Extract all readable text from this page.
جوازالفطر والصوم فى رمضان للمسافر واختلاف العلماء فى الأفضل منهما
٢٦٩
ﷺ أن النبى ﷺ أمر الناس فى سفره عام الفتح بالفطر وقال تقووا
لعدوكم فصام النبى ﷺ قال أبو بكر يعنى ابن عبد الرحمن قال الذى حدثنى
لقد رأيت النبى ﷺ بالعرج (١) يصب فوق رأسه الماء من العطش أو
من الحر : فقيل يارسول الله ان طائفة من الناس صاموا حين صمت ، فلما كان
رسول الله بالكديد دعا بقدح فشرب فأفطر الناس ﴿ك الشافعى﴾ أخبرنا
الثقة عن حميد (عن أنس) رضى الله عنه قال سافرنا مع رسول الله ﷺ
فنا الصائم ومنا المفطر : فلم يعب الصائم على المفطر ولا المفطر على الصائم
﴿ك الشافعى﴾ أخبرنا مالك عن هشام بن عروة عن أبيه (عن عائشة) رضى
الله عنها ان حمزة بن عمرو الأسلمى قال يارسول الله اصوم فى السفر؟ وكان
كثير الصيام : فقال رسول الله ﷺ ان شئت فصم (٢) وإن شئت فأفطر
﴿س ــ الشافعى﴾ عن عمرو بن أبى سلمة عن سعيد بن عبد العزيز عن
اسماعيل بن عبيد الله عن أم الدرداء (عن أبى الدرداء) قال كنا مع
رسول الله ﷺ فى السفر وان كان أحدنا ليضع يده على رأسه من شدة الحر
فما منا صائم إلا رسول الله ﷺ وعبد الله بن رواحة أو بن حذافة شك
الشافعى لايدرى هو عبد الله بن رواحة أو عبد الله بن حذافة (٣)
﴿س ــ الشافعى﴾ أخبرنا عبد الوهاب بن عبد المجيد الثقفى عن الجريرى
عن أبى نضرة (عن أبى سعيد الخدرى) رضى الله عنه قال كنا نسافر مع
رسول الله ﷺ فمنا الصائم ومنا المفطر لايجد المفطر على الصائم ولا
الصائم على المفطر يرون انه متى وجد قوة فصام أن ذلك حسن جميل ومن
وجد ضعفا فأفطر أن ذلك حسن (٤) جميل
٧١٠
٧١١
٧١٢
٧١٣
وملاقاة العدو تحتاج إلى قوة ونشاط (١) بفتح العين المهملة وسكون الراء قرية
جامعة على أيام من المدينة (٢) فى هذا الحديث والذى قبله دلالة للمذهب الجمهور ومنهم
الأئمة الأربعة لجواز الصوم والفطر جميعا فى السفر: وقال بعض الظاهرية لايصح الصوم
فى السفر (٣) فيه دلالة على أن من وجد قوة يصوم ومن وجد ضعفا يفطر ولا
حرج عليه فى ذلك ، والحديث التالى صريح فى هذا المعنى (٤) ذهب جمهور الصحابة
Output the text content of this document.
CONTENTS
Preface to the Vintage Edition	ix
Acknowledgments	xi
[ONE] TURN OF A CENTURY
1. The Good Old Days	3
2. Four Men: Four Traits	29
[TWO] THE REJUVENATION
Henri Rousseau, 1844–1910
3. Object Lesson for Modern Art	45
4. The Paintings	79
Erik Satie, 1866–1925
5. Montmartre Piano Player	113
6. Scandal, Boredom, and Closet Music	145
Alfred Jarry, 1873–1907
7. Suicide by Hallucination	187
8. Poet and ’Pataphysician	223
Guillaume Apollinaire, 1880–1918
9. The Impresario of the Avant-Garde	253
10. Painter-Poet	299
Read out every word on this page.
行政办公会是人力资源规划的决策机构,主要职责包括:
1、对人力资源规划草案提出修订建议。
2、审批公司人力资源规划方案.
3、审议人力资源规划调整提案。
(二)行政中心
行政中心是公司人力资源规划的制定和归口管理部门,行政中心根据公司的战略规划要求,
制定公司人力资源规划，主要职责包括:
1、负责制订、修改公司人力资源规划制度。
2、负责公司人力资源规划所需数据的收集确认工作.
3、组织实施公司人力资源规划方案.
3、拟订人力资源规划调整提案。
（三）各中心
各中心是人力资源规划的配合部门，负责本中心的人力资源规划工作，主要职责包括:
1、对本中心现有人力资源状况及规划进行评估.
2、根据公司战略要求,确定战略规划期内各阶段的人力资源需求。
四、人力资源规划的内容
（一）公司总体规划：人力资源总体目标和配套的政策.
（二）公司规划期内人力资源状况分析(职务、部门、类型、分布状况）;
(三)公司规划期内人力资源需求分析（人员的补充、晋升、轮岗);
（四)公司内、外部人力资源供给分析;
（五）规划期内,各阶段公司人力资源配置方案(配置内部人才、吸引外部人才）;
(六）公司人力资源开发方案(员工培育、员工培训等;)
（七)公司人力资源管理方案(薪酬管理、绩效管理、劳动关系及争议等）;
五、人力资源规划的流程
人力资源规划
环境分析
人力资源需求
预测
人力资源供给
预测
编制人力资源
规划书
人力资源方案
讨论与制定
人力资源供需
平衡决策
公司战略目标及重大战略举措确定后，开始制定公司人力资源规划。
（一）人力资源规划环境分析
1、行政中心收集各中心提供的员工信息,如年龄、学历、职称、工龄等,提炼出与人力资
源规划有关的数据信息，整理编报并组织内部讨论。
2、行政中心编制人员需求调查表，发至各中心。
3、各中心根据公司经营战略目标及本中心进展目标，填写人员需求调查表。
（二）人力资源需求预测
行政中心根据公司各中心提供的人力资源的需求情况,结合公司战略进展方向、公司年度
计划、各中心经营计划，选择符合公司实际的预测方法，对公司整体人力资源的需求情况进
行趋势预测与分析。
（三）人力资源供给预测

══════

- Task requirements
Using the material above, report each line where "دلالة" occurs.

- Exercise solution
جامعة على أيام من المدينة (٢) فى هذا الحديث والذى قبله دلالة للمذهب الجمهور ومنهم
فى السفر (٣) فيه دلالة على أن من وجد قوة يصوم ومن وجد ضعفا يفطر ولا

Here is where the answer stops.